• What the task requires: Copy out the lines that have "preparation" in them.

====== Entries shown ======

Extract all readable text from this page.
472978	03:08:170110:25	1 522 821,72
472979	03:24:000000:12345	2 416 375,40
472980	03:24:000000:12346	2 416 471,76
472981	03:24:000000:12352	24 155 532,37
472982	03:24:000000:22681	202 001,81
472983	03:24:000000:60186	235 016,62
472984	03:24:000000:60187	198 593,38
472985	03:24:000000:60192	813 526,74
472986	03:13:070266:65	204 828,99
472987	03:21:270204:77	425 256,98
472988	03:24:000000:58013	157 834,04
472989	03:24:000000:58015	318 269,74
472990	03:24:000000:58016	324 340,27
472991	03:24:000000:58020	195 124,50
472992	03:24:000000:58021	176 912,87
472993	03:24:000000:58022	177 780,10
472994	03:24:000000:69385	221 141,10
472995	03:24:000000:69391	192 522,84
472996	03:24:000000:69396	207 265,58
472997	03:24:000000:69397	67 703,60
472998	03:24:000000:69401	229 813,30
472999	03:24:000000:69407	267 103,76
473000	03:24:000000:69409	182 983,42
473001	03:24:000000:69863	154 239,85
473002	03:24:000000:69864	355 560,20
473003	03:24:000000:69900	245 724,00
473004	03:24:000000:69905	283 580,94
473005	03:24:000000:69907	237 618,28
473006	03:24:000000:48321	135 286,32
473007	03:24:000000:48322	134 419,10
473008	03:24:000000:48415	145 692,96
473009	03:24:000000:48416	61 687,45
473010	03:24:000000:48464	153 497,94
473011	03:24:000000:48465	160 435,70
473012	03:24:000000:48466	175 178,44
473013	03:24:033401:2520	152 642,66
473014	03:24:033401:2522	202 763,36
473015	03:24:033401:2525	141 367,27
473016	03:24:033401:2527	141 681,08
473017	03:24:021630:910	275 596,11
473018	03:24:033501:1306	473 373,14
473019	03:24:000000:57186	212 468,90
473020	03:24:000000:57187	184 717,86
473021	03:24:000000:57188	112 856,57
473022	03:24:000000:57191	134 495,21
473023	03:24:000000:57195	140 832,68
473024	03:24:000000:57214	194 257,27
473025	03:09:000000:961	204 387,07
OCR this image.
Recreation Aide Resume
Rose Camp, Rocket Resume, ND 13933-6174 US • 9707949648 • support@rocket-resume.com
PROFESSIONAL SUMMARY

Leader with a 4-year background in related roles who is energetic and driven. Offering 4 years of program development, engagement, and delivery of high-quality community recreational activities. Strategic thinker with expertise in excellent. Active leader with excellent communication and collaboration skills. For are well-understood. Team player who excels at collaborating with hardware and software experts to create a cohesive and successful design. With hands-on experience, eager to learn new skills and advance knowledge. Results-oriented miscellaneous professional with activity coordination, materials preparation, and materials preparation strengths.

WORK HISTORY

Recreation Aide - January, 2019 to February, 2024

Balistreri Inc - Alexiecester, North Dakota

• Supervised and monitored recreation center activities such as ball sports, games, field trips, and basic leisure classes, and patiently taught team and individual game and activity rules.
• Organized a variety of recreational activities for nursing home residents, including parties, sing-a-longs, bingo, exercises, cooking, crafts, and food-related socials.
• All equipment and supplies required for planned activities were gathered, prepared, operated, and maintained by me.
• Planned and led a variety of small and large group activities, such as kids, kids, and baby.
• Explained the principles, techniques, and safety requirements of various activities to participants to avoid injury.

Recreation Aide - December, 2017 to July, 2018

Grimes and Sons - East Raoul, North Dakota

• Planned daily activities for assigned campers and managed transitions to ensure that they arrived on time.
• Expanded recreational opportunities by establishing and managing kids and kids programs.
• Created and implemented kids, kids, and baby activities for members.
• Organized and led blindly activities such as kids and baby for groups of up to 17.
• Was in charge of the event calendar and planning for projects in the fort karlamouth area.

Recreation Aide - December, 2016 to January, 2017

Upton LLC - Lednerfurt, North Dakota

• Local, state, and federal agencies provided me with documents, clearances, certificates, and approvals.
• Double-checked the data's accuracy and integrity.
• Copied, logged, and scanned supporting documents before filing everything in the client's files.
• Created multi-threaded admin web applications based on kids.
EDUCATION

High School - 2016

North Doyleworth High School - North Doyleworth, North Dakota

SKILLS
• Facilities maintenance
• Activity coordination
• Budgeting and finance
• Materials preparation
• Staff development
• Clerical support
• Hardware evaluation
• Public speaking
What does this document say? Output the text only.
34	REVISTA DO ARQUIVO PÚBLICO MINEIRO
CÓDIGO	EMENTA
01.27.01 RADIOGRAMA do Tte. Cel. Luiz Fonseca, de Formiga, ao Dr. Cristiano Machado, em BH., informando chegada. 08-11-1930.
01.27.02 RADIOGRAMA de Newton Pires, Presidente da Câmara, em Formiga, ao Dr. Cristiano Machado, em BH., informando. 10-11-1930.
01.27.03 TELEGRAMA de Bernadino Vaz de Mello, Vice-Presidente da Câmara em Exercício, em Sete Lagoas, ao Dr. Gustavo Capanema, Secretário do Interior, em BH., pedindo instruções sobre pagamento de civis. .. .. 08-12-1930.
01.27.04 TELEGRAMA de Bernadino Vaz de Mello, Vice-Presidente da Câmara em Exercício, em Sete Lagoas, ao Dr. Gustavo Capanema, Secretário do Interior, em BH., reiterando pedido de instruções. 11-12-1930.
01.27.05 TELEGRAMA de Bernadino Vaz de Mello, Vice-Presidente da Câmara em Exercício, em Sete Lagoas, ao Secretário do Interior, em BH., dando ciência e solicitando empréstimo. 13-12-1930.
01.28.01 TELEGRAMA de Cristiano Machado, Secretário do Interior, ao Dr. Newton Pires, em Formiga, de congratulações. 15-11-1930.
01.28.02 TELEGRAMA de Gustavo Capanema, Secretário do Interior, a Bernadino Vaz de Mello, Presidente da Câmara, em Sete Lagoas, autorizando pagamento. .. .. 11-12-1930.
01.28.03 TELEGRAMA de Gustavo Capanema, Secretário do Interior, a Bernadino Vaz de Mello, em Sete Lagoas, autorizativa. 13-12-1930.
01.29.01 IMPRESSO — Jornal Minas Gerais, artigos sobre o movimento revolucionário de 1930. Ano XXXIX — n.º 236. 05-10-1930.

======

• Completed exercise:
Leader with a 4-year background in related roles who is energetic and driven. Offering 4 years of program development, engagement, and delivery of high-quality community recreational activities. Strategic thinker with expertise in excellent. Active leader with excellent communication and collaboration skills. For are well-understood. Team player who excels at collaborating with hardware and software experts to create a cohesive and successful design. With hands-on experience, eager to learn new skills and advance knowledge. Results-oriented miscellaneous professional with activity coordination, materials preparation, and materials preparation strengths.
• Materials preparation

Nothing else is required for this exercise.